[Begin EXERCISE DATA]

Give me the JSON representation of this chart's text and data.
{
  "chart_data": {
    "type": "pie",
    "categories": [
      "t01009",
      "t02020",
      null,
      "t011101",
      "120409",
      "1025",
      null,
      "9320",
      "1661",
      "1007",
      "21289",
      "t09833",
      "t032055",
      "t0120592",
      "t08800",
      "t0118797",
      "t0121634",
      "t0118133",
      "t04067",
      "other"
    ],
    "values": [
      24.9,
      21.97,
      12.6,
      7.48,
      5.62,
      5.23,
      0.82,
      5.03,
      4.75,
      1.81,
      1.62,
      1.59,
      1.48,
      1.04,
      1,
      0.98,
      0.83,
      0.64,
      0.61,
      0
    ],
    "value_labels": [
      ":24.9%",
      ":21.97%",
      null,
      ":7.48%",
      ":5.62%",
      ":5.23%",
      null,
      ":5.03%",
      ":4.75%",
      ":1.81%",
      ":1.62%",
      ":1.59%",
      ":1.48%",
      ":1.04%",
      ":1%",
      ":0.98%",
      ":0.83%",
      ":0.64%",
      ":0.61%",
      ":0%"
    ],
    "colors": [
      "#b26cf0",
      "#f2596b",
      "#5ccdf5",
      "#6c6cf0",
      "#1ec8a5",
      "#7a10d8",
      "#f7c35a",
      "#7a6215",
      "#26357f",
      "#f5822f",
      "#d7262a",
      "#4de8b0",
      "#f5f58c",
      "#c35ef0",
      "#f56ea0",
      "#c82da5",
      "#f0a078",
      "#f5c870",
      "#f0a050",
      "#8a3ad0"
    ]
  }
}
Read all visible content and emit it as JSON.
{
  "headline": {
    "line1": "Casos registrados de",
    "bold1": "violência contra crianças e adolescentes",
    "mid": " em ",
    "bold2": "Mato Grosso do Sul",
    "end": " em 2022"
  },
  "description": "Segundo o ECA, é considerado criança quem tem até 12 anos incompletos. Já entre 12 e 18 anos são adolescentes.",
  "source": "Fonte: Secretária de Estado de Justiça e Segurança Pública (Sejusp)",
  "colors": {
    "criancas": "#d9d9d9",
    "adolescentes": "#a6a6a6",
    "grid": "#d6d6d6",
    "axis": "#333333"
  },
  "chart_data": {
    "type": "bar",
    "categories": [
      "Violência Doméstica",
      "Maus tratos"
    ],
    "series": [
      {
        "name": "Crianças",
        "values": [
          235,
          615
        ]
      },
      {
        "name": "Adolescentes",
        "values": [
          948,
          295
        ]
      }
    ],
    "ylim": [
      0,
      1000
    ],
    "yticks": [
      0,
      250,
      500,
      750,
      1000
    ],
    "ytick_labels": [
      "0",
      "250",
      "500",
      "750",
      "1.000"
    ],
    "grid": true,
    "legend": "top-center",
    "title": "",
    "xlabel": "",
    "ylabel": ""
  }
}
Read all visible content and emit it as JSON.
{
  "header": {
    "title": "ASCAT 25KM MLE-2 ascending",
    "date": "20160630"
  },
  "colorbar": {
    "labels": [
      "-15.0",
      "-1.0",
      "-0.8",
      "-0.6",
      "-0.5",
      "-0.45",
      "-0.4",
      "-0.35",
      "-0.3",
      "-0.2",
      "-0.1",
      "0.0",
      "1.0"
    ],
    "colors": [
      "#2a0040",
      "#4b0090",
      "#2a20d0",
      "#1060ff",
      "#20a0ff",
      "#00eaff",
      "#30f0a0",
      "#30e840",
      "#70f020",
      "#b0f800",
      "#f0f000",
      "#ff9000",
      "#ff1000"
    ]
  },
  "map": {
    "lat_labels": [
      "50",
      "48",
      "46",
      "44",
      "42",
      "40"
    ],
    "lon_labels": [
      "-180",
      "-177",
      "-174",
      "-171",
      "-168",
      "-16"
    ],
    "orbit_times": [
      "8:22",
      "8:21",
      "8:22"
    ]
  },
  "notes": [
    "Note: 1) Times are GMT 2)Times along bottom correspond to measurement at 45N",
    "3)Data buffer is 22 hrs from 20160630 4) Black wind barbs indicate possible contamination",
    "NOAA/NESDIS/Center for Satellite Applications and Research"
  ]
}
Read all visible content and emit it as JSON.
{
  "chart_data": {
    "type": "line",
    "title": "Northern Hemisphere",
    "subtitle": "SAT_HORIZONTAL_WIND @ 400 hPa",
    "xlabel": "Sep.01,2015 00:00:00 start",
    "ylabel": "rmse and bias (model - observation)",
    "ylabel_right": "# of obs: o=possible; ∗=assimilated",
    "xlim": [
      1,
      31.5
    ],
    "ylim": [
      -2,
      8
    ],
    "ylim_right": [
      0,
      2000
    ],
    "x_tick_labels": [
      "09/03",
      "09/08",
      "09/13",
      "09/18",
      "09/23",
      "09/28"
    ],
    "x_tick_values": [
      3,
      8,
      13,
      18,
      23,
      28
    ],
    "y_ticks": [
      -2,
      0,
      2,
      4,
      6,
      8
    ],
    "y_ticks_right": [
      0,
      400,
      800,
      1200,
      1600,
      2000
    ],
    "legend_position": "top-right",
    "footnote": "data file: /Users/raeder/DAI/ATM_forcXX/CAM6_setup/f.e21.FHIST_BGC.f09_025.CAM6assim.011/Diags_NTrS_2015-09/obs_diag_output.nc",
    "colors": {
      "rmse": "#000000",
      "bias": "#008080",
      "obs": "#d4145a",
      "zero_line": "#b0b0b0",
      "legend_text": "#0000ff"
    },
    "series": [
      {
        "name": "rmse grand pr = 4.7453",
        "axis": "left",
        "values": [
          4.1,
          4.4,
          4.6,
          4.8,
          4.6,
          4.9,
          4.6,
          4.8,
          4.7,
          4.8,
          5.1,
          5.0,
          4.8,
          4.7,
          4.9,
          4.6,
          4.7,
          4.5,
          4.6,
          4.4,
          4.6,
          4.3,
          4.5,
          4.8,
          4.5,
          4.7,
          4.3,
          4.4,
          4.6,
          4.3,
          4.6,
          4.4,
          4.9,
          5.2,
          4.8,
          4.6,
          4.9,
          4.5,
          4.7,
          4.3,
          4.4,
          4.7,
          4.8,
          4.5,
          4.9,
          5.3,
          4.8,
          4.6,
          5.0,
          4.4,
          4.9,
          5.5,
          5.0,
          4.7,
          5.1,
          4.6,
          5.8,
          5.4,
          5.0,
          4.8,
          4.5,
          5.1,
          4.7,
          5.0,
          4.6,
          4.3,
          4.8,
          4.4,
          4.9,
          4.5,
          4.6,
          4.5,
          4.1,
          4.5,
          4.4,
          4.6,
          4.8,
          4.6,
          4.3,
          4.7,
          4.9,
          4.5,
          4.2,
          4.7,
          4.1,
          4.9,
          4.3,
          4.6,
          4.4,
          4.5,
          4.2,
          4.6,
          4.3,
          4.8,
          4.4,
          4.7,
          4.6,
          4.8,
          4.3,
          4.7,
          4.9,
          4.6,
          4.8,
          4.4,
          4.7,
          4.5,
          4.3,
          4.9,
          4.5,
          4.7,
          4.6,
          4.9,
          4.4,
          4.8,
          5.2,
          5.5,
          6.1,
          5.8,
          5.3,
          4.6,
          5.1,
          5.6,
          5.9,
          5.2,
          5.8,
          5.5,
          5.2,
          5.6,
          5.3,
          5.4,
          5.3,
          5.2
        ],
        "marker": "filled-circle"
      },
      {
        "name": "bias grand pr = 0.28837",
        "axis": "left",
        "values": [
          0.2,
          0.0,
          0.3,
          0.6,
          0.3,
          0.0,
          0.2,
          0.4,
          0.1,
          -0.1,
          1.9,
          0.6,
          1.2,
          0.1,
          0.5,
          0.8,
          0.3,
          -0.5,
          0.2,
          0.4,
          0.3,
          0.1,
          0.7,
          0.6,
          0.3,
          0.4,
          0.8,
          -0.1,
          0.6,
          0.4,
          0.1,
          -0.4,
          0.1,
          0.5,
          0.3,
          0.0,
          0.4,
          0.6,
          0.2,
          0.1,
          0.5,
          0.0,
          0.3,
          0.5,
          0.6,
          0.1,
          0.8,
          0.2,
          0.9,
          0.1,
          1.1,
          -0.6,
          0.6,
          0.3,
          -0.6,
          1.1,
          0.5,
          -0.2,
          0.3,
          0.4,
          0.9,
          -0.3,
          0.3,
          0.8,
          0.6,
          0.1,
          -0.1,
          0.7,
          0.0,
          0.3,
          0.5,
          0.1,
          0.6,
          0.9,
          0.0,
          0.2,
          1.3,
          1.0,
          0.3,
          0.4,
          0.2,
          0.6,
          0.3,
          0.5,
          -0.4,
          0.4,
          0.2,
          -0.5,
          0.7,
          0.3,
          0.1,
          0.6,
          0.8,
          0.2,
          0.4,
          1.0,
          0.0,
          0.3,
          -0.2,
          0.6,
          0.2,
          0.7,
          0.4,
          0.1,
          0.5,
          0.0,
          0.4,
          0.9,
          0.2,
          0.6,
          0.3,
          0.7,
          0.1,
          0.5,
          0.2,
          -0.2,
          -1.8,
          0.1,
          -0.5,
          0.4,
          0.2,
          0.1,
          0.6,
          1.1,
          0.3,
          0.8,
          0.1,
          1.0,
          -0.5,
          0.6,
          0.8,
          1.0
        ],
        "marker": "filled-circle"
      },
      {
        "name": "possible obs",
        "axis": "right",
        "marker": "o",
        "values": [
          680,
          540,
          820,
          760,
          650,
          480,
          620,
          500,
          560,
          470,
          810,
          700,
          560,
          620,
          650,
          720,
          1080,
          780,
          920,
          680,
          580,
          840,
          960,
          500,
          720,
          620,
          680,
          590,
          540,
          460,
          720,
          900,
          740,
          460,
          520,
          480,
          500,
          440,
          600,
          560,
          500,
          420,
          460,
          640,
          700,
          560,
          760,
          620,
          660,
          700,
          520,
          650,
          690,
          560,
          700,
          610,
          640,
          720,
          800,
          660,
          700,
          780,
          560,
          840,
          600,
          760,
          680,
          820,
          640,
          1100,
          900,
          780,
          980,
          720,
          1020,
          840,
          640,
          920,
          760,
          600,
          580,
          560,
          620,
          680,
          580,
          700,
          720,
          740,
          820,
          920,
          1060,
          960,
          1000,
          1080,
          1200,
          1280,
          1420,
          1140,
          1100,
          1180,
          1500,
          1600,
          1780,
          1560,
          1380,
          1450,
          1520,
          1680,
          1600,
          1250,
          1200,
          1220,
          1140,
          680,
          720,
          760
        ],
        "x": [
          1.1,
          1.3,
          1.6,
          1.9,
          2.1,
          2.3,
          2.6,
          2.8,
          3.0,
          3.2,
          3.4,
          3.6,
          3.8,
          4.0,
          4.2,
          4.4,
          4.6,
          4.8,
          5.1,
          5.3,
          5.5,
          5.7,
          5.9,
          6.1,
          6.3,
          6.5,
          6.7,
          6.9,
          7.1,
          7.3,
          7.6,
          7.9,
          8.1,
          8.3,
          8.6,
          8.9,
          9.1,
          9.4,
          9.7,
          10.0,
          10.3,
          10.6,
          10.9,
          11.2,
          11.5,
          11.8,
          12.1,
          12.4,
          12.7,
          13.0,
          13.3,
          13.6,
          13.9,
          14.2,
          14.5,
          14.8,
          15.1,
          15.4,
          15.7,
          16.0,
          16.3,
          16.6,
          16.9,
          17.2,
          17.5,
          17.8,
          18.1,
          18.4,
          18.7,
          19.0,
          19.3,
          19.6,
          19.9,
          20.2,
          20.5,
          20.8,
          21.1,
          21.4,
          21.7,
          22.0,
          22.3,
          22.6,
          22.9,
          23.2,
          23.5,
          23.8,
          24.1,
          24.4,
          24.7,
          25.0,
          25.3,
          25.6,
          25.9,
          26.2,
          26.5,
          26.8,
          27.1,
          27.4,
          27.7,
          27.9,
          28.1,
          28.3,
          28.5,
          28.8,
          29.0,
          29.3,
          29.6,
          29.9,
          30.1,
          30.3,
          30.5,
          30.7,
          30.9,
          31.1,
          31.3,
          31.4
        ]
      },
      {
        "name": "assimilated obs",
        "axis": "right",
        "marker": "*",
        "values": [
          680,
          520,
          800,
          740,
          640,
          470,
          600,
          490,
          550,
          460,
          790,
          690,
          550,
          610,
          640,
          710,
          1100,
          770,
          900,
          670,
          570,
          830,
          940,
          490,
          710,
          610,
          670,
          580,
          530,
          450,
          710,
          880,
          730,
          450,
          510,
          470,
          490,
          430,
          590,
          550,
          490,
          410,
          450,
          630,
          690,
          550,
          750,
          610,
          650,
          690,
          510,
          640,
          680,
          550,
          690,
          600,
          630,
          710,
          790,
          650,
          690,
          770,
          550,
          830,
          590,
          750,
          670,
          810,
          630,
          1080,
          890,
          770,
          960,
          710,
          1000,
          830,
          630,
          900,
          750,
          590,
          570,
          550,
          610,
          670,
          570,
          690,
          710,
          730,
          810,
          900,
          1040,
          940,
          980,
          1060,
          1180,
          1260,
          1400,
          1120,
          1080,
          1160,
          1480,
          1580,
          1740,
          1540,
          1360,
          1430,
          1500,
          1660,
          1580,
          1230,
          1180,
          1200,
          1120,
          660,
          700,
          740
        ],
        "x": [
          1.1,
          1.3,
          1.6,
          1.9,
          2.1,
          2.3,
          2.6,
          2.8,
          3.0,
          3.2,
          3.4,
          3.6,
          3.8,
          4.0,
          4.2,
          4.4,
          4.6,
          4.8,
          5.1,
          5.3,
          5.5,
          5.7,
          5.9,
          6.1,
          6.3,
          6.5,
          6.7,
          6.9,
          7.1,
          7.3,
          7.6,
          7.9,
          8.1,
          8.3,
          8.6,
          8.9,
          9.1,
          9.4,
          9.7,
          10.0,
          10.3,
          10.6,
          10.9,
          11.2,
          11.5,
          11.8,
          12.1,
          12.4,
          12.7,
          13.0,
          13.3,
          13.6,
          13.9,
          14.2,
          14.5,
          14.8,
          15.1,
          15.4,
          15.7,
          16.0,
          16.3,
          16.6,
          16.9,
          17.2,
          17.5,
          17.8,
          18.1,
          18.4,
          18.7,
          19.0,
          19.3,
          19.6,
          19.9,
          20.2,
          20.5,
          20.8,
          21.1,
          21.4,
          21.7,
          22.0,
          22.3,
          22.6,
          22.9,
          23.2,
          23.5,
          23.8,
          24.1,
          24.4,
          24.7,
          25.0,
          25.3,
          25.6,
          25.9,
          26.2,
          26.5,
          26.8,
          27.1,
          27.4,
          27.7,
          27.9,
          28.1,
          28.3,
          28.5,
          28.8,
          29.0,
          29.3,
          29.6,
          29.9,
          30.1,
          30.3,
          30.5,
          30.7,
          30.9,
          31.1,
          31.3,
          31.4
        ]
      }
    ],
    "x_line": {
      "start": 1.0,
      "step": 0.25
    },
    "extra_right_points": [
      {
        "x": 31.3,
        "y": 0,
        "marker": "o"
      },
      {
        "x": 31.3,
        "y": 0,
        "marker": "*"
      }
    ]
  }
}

[End EXERCISE DATA]

Search the entries for the string "xlabel" and collect each line that has it.

* **OUTPUT FOR THIS TASK**:
    "xlabel": "",
    "xlabel": "Sep.01,2015 00:00:00 start",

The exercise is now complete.